[Problem statement]:
Look through the data below and say how many of its lines contain "FUNCTION", adding nothing else.

Collected data
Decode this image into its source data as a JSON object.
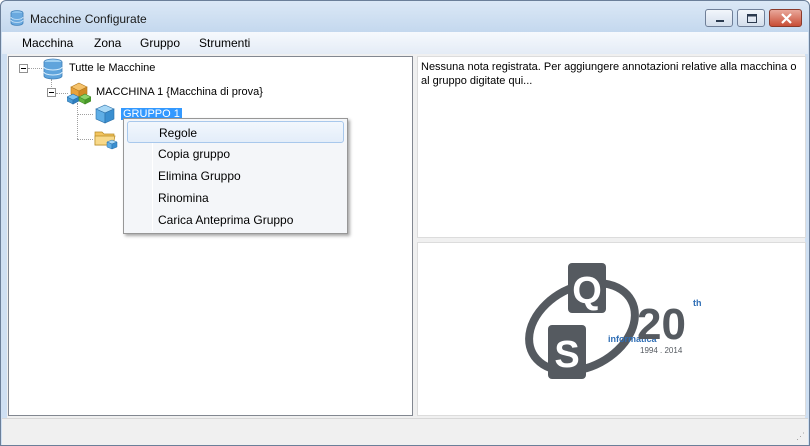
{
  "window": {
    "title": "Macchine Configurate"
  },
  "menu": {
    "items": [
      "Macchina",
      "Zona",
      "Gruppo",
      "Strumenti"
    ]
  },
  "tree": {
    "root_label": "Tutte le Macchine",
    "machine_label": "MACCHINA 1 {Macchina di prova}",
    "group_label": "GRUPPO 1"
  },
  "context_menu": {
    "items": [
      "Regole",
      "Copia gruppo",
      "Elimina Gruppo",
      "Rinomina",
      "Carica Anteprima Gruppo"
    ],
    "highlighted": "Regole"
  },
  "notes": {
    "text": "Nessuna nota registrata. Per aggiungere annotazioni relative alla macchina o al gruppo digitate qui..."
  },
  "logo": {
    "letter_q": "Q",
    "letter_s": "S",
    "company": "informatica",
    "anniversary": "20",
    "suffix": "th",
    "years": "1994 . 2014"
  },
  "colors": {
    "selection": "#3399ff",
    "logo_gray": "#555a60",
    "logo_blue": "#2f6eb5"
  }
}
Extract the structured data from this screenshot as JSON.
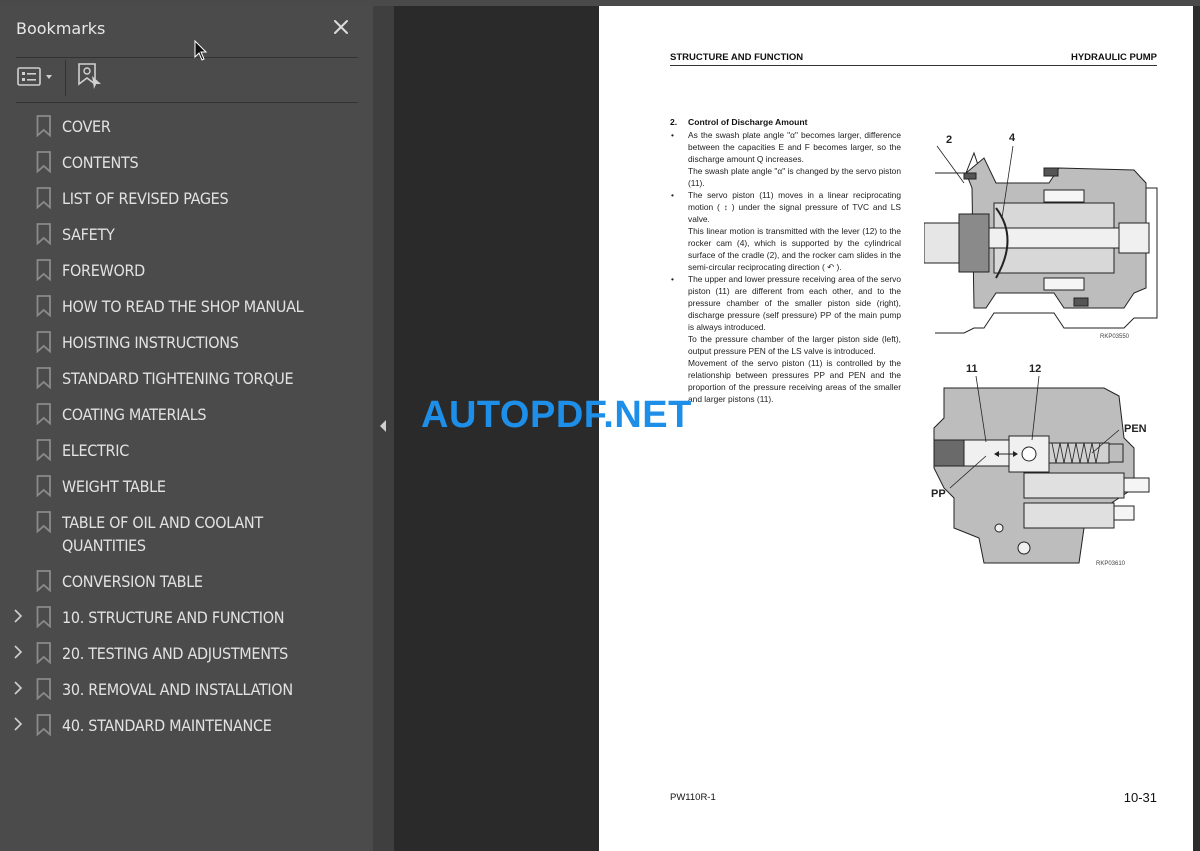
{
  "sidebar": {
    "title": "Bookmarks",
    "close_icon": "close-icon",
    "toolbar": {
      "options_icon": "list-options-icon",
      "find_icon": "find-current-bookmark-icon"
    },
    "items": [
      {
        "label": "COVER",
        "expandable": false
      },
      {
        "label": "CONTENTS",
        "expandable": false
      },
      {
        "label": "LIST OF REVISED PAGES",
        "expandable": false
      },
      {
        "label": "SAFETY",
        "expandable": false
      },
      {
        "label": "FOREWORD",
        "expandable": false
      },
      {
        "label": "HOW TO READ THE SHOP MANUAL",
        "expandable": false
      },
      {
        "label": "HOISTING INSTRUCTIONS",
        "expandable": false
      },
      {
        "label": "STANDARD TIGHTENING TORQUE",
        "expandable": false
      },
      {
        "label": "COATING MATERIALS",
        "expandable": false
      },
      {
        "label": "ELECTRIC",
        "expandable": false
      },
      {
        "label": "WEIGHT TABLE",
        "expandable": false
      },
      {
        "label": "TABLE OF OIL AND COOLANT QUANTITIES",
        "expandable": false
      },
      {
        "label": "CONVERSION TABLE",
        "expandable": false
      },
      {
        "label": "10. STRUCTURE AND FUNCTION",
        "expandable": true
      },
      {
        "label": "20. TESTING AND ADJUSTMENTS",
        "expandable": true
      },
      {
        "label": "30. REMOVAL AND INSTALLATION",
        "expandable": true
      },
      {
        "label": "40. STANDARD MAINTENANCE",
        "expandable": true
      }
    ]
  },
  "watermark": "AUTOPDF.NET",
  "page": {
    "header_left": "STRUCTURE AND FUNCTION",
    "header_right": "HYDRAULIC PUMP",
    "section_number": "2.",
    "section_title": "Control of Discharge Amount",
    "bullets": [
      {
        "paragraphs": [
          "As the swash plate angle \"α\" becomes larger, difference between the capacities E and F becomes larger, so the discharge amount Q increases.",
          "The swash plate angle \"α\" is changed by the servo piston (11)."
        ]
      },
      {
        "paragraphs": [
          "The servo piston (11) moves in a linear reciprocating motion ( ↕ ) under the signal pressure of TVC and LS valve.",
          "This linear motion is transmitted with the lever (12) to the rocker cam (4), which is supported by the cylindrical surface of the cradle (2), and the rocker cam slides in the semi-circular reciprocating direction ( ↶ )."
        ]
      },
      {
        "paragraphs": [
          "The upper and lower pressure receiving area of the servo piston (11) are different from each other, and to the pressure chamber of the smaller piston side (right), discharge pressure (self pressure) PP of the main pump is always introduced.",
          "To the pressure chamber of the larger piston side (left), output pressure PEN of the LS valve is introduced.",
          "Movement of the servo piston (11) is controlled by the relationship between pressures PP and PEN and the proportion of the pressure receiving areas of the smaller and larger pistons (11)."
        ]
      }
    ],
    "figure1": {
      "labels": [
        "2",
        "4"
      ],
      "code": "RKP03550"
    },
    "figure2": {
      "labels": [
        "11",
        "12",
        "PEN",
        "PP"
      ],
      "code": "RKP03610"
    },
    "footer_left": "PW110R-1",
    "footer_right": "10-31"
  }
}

...

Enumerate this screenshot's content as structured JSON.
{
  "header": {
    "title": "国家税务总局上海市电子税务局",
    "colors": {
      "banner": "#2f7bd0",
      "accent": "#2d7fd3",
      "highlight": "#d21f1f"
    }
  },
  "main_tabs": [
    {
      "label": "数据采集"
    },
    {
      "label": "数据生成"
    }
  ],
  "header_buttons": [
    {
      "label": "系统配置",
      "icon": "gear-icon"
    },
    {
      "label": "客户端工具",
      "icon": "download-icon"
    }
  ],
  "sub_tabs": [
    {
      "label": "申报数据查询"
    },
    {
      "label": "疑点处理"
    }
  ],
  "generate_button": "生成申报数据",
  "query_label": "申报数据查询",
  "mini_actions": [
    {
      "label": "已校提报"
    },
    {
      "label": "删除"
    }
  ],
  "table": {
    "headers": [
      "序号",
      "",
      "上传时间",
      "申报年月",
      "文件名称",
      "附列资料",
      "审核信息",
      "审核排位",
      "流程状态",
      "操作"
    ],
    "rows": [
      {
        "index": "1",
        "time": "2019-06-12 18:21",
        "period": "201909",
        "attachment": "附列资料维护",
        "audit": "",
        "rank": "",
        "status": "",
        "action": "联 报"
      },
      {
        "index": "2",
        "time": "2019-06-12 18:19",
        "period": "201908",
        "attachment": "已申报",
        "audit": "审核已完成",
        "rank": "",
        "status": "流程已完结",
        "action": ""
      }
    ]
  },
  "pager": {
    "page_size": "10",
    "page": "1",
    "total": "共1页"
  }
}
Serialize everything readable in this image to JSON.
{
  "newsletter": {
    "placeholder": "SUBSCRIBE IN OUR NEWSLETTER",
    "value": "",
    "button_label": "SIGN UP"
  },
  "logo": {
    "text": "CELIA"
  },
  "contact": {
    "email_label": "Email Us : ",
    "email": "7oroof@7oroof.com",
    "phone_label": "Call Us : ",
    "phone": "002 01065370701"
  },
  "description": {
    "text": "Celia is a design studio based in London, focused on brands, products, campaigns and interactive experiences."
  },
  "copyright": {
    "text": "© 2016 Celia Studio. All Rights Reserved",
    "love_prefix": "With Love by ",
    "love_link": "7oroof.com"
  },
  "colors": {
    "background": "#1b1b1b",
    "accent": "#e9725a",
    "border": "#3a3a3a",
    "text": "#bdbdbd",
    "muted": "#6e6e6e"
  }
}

[Full response]:
2